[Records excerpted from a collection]
━━━

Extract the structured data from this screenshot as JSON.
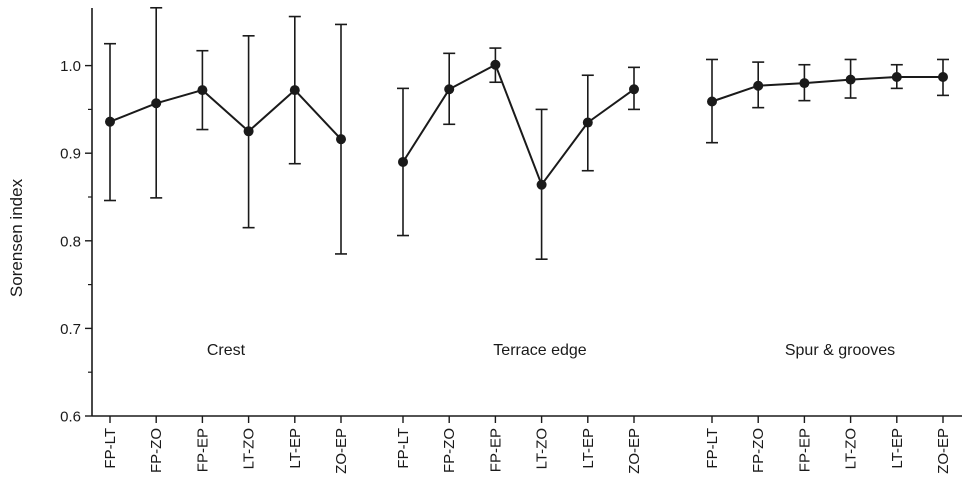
{
  "chart_data": {
    "type": "line",
    "ylabel": "Sorensen index",
    "ylim": [
      0.6,
      1.05
    ],
    "y_ticks": [
      0.6,
      0.7,
      0.8,
      0.9,
      1.0
    ],
    "y_tick_labels": [
      "0.6",
      "0.7",
      "0.8",
      "0.9",
      "1.0"
    ],
    "line_color": "#1a1a1a",
    "groups": [
      {
        "name": "Crest",
        "categories": [
          "FP-LT",
          "FP-ZO",
          "FP-EP",
          "LT-ZO",
          "LT-EP",
          "ZO-EP"
        ],
        "values": [
          0.936,
          0.957,
          0.972,
          0.925,
          0.972,
          0.916
        ],
        "err_low": [
          0.846,
          0.849,
          0.927,
          0.815,
          0.888,
          0.785
        ],
        "err_high": [
          1.025,
          1.066,
          1.017,
          1.034,
          1.056,
          1.047
        ]
      },
      {
        "name": "Terrace edge",
        "categories": [
          "FP-LT",
          "FP-ZO",
          "FP-EP",
          "LT-ZO",
          "LT-EP",
          "ZO-EP"
        ],
        "values": [
          0.89,
          0.973,
          1.001,
          0.864,
          0.935,
          0.973
        ],
        "err_low": [
          0.806,
          0.933,
          0.981,
          0.779,
          0.88,
          0.95
        ],
        "err_high": [
          0.974,
          1.014,
          1.02,
          0.95,
          0.989,
          0.998
        ]
      },
      {
        "name": "Spur & grooves",
        "categories": [
          "FP-LT",
          "FP-ZO",
          "FP-EP",
          "LT-ZO",
          "LT-EP",
          "ZO-EP"
        ],
        "values": [
          0.959,
          0.977,
          0.98,
          0.984,
          0.987,
          0.987
        ],
        "err_low": [
          0.912,
          0.952,
          0.96,
          0.963,
          0.974,
          0.966
        ],
        "err_high": [
          1.007,
          1.004,
          1.001,
          1.007,
          1.001,
          1.007
        ]
      }
    ]
  }
}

━━━

What is being asked: Reproduce the data word for word, excluding its pictures.

Output:
Extract the structured data from this screenshot as JSON.
{
  "chart_data": {
    "type": "line",
    "ylabel": "Sorensen index",
    "ylim": [
      0.6,
      1.05
    ],
    "y_ticks": [
      0.6,
      0.7,
      0.8,
      0.9,
      1.0
    ],
    "y_tick_labels": [
      "0.6",
      "0.7",
      "0.8",
      "0.9",
      "1.0"
    ],
    "line_color": "#1a1a1a",
    "groups": [
      {
        "name": "Crest",
        "categories": [
          "FP-LT",
          "FP-ZO",
          "FP-EP",
          "LT-ZO",
          "LT-EP",
          "ZO-EP"
        ],
        "values": [
          0.936,
          0.957,
          0.972,
          0.925,
          0.972,
          0.916
        ],
        "err_low": [
          0.846,
          0.849,
          0.927,
          0.815,
          0.888,
          0.785
        ],
        "err_high": [
          1.025,
          1.066,
          1.017,
          1.034,
          1.056,
          1.047
        ]
      },
      {
        "name": "Terrace edge",
        "categories": [
          "FP-LT",
          "FP-ZO",
          "FP-EP",
          "LT-ZO",
          "LT-EP",
          "ZO-EP"
        ],
        "values": [
          0.89,
          0.973,
          1.001,
          0.864,
          0.935,
          0.973
        ],
        "err_low": [
          0.806,
          0.933,
          0.981,
          0.779,
          0.88,
          0.95
        ],
        "err_high": [
          0.974,
          1.014,
          1.02,
          0.95,
          0.989,
          0.998
        ]
      },
      {
        "name": "Spur & grooves",
        "categories": [
          "FP-LT",
          "FP-ZO",
          "FP-EP",
          "LT-ZO",
          "LT-EP",
          "ZO-EP"
        ],
        "values": [
          0.959,
          0.977,
          0.98,
          0.984,
          0.987,
          0.987
        ],
        "err_low": [
          0.912,
          0.952,
          0.96,
          0.963,
          0.974,
          0.966
        ],
        "err_high": [
          1.007,
          1.004,
          1.001,
          1.007,
          1.001,
          1.007
        ]
      }
    ]
  }
}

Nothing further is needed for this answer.